To do: Give the number of lines in the data below where the word "production" appears, and nothing besides.

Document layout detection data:
▬▬▬
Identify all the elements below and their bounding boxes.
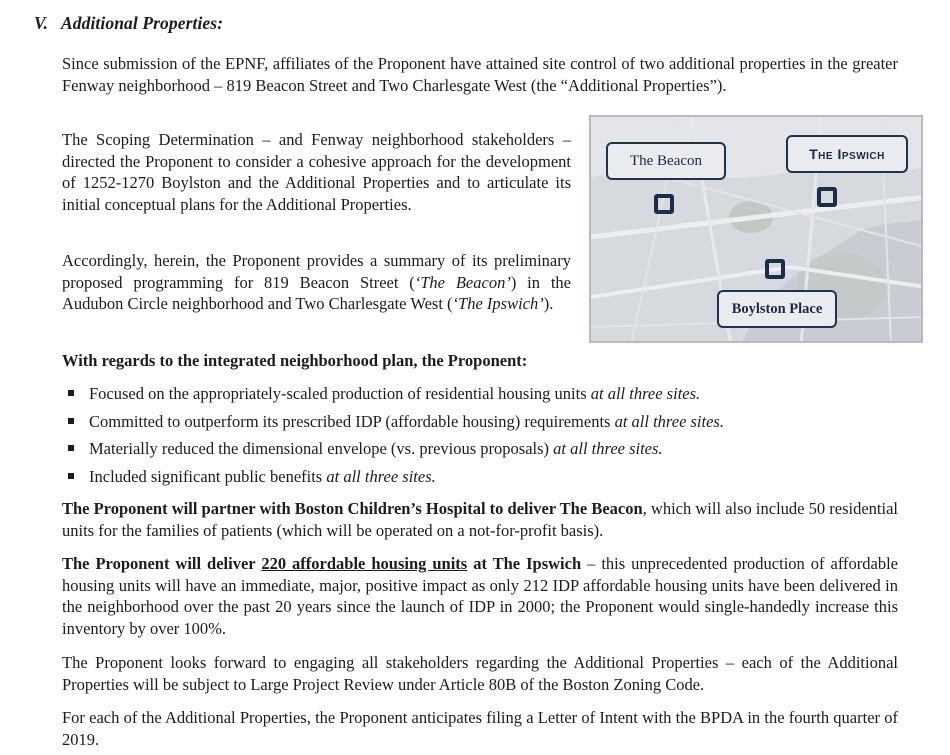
bullet-item bbox=[62, 411, 902, 439]
bullet-list bbox=[62, 383, 902, 494]
p3-beacon: ‘The Beacon’ bbox=[414, 272, 511, 292]
bullet-text: Included significant public benefits bbox=[89, 467, 327, 487]
bullet-text: Focused on the appropriately-scaled production of residential housing units bbox=[89, 384, 591, 403]
p5-bold-underlined: 220 affordable housing units bbox=[261, 554, 468, 573]
p3-ipswich: ‘The Ipswich’ bbox=[452, 294, 544, 313]
paragraph-stakeholders: The Proponent looks forward to engaging all stakeholders regarding the Additional Properties – each of the Additional Properties will be subject to Large Project Review under Article 80B of the Boston Zoning Code. bbox=[62, 653, 898, 694]
paragraph-intro: Since submission of the EPNF, affiliates of the Proponent have attained site control of two additional properties in the greater Fenway neighborhood – 819 Beacon Street and Two Charlesgate West (the “Additional Properties”). bbox=[62, 54, 898, 95]
label-the-beacon: The Beacon bbox=[606, 142, 726, 180]
paragraph-accordingly bbox=[62, 250, 571, 315]
bullet-text: Committed to outperform its prescribed IDP (affordable housing) requirements bbox=[89, 411, 615, 431]
bullet-text: Materially reduced the dimensional envelope (vs. previous proposals) bbox=[89, 439, 554, 459]
label-boylston-place: Boylston Place bbox=[717, 290, 837, 328]
section-number: V. bbox=[34, 13, 48, 33]
bullet-emphasis: at all three sites. bbox=[614, 411, 724, 431]
site-map bbox=[589, 115, 923, 343]
marker-beacon-icon bbox=[654, 194, 674, 214]
lead-sentence: With regards to the integrated neighborhood plan, the Proponent: bbox=[62, 351, 528, 370]
bullet-emphasis: at all three sites. bbox=[590, 384, 701, 403]
marker-boylston-icon bbox=[765, 259, 785, 279]
bullet-square-icon bbox=[68, 473, 74, 479]
p4-bold: The Proponent will partner with Boston Children’s Hospital to deliver The Beacon bbox=[62, 499, 643, 518]
paragraph-beacon-partner bbox=[62, 498, 898, 541]
bullet-emphasis: at all three sites. bbox=[553, 439, 663, 459]
bullet-square-icon bbox=[68, 390, 74, 396]
bullet-item bbox=[62, 466, 902, 494]
marker-ipswich-icon bbox=[817, 187, 837, 207]
section-heading bbox=[34, 13, 223, 34]
paragraph-letter-of-intent: For each of the Additional Properties, the Proponent anticipates filing a Letter of Intent with the BPDA in the fourth quarter of 2019. bbox=[62, 708, 898, 749]
bullet-square-icon bbox=[68, 445, 74, 451]
p5-rest: – this unprecedented production of affordable housing units will have an immediate, major, positive impact as only 212 IDP affordable housing units have been delivered in the neighborhood over the past 20 years since the launch of IDP in 2000; the Proponent would single-handedly increase this inventory by over 100%. bbox=[62, 554, 898, 638]
paragraph-ipswich-affordable bbox=[62, 553, 898, 639]
label-the-ipswich: The Ipswich bbox=[786, 135, 908, 173]
p3-part-e: ). bbox=[543, 294, 554, 313]
p3-part-c: ) in the Audubon Circle neighborhood and Two Charlesgate West ( bbox=[62, 272, 571, 313]
bullet-emphasis: at all three sites. bbox=[326, 467, 436, 487]
bullet-square-icon bbox=[68, 418, 74, 424]
p3-part-a: Accordingly, herein, the Proponent provides a summary of its preliminary proposed programming for 819 Beacon Street ( bbox=[62, 251, 571, 292]
p5-bold-2: at The Ipswich bbox=[467, 554, 582, 573]
p4-rest: , which will also include 50 residential units for the families of patients (which will be operated on a not-for-profit basis). bbox=[62, 499, 899, 540]
paragraph-scoping: The Scoping Determination – and Fenway neighborhood stakeholders – directed the Proponent to consider a cohesive approach for the development of 1252-1270 Boylston and the Additional Properties and to articulate its initial conceptual plans for the Additional Properties. bbox=[62, 130, 571, 214]
p5-bold-1: The Proponent will deliver bbox=[62, 554, 262, 573]
bullet-item bbox=[62, 438, 902, 466]
bullet-item bbox=[62, 383, 902, 411]
section-title: Additional Properties: bbox=[61, 13, 224, 33]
▬▬▬
Response below: 2